◆ **Recorded information**
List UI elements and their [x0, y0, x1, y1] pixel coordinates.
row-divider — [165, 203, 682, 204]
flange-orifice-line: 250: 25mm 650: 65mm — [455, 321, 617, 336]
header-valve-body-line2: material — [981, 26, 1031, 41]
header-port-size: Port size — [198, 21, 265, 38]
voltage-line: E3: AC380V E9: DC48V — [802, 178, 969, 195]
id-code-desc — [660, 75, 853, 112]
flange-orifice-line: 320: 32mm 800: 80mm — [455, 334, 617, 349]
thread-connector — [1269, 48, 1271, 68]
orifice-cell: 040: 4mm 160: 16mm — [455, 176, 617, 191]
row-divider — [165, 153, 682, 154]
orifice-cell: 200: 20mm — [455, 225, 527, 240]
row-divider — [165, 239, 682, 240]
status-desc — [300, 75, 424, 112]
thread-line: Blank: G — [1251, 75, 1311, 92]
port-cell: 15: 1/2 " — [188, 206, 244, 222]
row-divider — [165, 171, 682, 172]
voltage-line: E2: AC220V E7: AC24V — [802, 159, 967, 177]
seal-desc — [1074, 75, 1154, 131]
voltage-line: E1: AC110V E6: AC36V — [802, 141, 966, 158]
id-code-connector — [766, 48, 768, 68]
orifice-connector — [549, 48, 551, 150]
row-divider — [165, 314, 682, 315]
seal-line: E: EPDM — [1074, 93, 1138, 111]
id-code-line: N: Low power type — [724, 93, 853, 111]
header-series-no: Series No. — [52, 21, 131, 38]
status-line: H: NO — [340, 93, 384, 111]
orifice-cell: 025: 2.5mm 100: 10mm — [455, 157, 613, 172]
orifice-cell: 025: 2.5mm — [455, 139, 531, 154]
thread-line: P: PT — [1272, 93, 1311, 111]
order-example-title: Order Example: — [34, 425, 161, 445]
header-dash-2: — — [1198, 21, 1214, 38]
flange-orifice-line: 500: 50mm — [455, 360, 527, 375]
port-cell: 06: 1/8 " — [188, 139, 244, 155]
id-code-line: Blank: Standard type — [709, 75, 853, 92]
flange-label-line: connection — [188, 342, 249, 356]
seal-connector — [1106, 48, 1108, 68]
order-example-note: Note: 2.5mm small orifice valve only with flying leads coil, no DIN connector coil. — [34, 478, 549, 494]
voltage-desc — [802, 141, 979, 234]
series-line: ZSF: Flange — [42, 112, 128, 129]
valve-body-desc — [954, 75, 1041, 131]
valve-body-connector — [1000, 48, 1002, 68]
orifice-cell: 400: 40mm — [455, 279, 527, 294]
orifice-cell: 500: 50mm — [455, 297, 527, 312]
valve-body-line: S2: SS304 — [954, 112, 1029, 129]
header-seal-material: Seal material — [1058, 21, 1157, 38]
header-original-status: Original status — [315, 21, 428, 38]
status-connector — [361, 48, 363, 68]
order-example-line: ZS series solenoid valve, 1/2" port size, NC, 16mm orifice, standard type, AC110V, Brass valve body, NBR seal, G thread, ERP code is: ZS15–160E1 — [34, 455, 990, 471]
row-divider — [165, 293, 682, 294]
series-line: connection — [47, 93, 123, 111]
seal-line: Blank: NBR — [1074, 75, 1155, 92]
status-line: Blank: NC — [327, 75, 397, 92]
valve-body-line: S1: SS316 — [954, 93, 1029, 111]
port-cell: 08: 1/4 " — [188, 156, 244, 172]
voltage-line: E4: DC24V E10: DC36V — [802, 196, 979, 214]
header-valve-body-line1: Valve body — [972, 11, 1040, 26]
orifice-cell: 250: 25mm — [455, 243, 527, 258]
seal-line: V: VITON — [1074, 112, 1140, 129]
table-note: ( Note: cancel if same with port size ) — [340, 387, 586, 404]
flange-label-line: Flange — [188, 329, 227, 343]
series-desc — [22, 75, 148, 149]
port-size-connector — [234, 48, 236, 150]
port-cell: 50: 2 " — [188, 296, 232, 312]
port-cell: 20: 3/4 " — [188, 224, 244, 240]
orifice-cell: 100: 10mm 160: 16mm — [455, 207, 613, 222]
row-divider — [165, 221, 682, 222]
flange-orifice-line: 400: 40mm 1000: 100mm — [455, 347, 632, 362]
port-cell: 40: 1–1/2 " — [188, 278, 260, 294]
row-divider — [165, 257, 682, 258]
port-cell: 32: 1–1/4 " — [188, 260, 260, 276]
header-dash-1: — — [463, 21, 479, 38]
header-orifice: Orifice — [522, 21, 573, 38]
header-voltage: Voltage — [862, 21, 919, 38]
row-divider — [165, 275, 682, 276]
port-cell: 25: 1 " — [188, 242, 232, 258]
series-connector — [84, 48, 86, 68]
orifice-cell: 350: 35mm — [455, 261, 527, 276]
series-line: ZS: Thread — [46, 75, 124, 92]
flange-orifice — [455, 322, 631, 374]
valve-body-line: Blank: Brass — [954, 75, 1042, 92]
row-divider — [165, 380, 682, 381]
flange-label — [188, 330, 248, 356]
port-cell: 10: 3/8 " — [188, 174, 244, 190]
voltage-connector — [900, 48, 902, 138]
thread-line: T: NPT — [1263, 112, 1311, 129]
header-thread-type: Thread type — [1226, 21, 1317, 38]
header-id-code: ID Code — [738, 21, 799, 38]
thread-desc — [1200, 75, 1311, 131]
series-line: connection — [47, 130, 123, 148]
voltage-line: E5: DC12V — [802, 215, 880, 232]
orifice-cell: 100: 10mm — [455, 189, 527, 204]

◆ **Goal of the exercise**
Pull out every line in the records that contains the string "example", treating uppercase and lowercase letters as different.

◆ **Task answer**
order-example-title: Order Example: — [34, 425, 161, 445]
order-example-note: Note: 2.5mm small orifice valve only with flying leads coil, no DIN connector coil. — [34, 478, 549, 494]
order-example-line: ZS series solenoid valve, 1/2" port size, NC, 16mm orifice, standard type, AC110V, Brass valve body, NBR seal, G thread, ERP code is: ZS15–160E1 — [34, 455, 990, 471]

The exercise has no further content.